Here are records with pictures in them. Copy all of them exactly and leave the pictures out.

## start

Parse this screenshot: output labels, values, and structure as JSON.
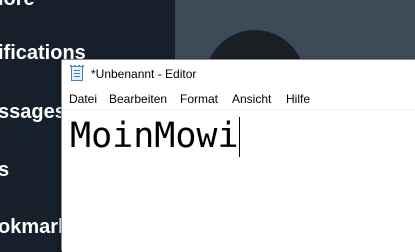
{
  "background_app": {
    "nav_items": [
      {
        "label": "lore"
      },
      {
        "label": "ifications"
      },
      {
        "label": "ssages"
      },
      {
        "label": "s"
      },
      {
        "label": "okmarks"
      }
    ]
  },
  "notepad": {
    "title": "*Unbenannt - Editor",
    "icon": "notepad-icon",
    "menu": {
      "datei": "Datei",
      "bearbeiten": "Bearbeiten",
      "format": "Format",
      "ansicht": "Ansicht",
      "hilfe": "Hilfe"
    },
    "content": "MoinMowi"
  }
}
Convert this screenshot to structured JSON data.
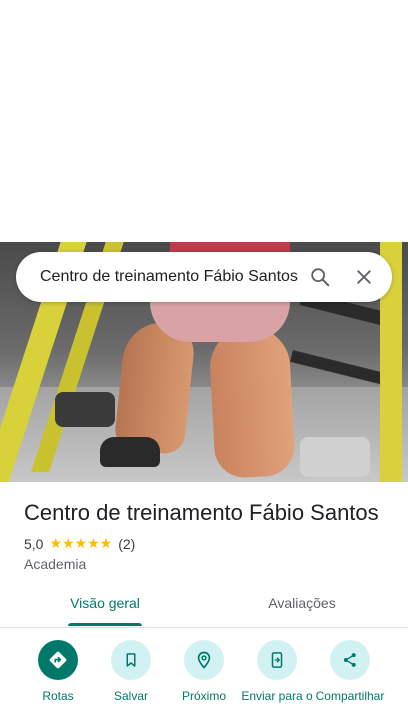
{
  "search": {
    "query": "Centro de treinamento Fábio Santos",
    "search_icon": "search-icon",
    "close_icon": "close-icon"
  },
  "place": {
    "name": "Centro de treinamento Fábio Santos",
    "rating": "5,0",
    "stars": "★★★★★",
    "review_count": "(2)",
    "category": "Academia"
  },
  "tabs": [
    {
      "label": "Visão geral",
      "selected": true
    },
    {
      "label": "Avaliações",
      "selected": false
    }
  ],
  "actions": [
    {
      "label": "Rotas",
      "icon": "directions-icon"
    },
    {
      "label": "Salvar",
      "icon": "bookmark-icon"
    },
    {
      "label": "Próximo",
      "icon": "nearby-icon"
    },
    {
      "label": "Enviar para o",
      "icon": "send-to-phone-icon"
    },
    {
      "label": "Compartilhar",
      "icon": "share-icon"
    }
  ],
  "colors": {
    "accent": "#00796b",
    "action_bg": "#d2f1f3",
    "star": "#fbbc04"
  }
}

## end

> [Task output]
Parse this screenshot: output labels, values, and structure as JSON.
{
  "background_app": {
    "nav_items": [
      {
        "label": "lore"
      },
      {
        "label": "ifications"
      },
      {
        "label": "ssages"
      },
      {
        "label": "s"
      },
      {
        "label": "okmarks"
      }
    ]
  },
  "notepad": {
    "title": "*Unbenannt - Editor",
    "icon": "notepad-icon",
    "menu": {
      "datei": "Datei",
      "bearbeiten": "Bearbeiten",
      "format": "Format",
      "ansicht": "Ansicht",
      "hilfe": "Hilfe"
    },
    "content": "MoinMowi"
  }
}
Convert this screenshot to structured JSON data.
{
  "search": {
    "query": "Centro de treinamento Fábio Santos",
    "search_icon": "search-icon",
    "close_icon": "close-icon"
  },
  "place": {
    "name": "Centro de treinamento Fábio Santos",
    "rating": "5,0",
    "stars": "★★★★★",
    "review_count": "(2)",
    "category": "Academia"
  },
  "tabs": [
    {
      "label": "Visão geral",
      "selected": true
    },
    {
      "label": "Avaliações",
      "selected": false
    }
  ],
  "actions": [
    {
      "label": "Rotas",
      "icon": "directions-icon"
    },
    {
      "label": "Salvar",
      "icon": "bookmark-icon"
    },
    {
      "label": "Próximo",
      "icon": "nearby-icon"
    },
    {
      "label": "Enviar para o",
      "icon": "send-to-phone-icon"
    },
    {
      "label": "Compartilhar",
      "icon": "share-icon"
    }
  ],
  "colors": {
    "accent": "#00796b",
    "action_bg": "#d2f1f3",
    "star": "#fbbc04"
  }
}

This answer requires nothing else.